— begin Exercise input —
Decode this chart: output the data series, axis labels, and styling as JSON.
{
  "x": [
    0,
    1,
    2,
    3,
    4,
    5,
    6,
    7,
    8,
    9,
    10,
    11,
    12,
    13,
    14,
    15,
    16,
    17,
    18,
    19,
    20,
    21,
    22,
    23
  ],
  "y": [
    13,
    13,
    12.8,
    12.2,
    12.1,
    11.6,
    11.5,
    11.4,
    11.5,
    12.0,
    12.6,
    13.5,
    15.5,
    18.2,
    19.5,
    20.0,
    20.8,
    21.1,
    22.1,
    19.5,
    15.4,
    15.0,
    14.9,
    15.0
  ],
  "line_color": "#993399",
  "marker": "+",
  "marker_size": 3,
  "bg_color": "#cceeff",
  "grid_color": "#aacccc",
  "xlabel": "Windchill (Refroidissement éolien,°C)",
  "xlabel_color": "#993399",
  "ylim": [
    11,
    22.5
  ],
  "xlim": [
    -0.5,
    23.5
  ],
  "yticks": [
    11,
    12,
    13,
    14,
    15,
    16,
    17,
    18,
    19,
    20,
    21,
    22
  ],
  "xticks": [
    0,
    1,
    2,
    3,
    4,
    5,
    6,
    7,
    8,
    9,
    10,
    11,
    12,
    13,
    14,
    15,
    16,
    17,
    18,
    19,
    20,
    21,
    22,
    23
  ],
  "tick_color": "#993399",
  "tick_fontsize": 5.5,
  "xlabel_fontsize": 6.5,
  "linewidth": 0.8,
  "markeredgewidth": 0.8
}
— end Exercise input —
● Aim
Type the whole listing again, unaltered.

● Answer
Decode this chart: output the data series, axis labels, and styling as JSON.
{
  "x": [
    0,
    1,
    2,
    3,
    4,
    5,
    6,
    7,
    8,
    9,
    10,
    11,
    12,
    13,
    14,
    15,
    16,
    17,
    18,
    19,
    20,
    21,
    22,
    23
  ],
  "y": [
    13,
    13,
    12.8,
    12.2,
    12.1,
    11.6,
    11.5,
    11.4,
    11.5,
    12.0,
    12.6,
    13.5,
    15.5,
    18.2,
    19.5,
    20.0,
    20.8,
    21.1,
    22.1,
    19.5,
    15.4,
    15.0,
    14.9,
    15.0
  ],
  "line_color": "#993399",
  "marker": "+",
  "marker_size": 3,
  "bg_color": "#cceeff",
  "grid_color": "#aacccc",
  "xlabel": "Windchill (Refroidissement éolien,°C)",
  "xlabel_color": "#993399",
  "ylim": [
    11,
    22.5
  ],
  "xlim": [
    -0.5,
    23.5
  ],
  "yticks": [
    11,
    12,
    13,
    14,
    15,
    16,
    17,
    18,
    19,
    20,
    21,
    22
  ],
  "xticks": [
    0,
    1,
    2,
    3,
    4,
    5,
    6,
    7,
    8,
    9,
    10,
    11,
    12,
    13,
    14,
    15,
    16,
    17,
    18,
    19,
    20,
    21,
    22,
    23
  ],
  "tick_color": "#993399",
  "tick_fontsize": 5.5,
  "xlabel_fontsize": 6.5,
  "linewidth": 0.8,
  "markeredgewidth": 0.8
}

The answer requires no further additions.